Wherever the word "text" appears in the entries, copy the whole line.

Stored dataset items
++++++++++++++++++++
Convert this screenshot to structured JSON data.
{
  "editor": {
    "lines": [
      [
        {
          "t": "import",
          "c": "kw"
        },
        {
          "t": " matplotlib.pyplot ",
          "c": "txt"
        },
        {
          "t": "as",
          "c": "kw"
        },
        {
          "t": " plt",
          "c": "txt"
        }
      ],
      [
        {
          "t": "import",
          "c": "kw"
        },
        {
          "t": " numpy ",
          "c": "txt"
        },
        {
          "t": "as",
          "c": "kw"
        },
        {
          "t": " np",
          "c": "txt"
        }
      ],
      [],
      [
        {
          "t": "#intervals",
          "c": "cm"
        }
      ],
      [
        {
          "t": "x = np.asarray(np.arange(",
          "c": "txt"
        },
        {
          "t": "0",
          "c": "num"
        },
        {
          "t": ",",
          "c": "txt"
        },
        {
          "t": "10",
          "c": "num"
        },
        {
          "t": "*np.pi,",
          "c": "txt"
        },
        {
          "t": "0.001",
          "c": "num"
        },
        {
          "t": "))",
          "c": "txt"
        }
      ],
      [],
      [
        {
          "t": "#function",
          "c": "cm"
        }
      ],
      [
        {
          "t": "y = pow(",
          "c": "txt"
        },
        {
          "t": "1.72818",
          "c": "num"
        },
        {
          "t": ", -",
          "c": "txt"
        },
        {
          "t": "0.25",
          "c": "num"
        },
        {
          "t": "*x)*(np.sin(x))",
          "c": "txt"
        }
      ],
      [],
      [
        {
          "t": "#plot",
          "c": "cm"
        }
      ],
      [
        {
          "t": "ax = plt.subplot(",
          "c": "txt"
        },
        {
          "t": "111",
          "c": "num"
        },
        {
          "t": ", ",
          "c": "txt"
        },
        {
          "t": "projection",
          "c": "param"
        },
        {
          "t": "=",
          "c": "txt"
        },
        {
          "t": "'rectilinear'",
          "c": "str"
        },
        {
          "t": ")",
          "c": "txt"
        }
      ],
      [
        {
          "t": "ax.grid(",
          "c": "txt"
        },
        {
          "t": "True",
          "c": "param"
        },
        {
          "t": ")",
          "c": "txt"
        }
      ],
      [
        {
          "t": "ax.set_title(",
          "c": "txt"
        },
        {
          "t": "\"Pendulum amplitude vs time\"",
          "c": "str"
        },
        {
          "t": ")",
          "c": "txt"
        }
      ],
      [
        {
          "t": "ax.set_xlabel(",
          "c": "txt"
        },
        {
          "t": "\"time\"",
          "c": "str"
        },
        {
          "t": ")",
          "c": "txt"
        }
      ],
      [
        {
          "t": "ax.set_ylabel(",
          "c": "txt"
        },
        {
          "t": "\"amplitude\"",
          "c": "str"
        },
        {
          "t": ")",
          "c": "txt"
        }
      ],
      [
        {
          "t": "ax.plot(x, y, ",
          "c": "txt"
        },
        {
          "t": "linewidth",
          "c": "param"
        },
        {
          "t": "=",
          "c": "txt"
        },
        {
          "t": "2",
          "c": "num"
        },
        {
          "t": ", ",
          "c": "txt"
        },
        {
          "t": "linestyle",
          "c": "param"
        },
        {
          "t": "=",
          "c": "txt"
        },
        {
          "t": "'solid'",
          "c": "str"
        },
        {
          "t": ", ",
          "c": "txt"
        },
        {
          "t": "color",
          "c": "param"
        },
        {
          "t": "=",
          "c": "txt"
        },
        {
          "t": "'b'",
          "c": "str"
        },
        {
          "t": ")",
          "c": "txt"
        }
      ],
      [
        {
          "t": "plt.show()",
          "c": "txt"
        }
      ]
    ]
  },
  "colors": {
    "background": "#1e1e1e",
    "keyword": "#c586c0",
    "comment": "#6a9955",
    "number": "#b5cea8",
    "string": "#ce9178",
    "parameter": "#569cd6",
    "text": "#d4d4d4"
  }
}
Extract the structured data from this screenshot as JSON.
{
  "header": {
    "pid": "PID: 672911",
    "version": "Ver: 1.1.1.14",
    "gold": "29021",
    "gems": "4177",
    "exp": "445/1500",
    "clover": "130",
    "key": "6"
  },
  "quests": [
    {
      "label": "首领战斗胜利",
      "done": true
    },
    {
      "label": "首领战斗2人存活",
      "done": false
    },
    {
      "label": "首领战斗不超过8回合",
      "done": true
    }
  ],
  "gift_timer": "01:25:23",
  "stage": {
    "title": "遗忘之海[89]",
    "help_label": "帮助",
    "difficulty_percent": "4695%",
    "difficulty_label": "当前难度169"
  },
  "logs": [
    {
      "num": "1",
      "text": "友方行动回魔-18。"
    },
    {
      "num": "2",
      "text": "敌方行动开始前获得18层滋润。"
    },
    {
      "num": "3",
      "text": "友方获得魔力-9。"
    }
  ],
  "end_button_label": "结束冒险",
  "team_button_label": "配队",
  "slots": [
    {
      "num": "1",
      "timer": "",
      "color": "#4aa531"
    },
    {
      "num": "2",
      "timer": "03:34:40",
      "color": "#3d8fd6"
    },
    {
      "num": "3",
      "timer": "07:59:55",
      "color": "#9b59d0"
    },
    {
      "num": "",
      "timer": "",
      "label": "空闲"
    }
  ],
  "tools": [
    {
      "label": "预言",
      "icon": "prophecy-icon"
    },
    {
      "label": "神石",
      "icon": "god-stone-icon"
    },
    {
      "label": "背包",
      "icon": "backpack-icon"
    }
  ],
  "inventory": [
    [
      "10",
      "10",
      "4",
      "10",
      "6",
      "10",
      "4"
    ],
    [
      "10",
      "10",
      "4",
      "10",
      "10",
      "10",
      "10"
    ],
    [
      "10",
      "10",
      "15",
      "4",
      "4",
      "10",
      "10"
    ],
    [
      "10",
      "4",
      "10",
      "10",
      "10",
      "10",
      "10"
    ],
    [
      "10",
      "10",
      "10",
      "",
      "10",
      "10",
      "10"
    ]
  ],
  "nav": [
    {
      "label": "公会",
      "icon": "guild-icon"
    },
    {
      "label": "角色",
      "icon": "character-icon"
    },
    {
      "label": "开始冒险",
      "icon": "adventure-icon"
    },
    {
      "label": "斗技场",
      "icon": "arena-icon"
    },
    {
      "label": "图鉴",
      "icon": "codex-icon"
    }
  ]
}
++++++++++++++++++++
§ Reply to the task:
    "text": "#d4d4d4"
      "text": "友方行动回魔-18。"
      "text": "敌方行动开始前获得18层滋润。"
      "text": "友方获得魔力-9。"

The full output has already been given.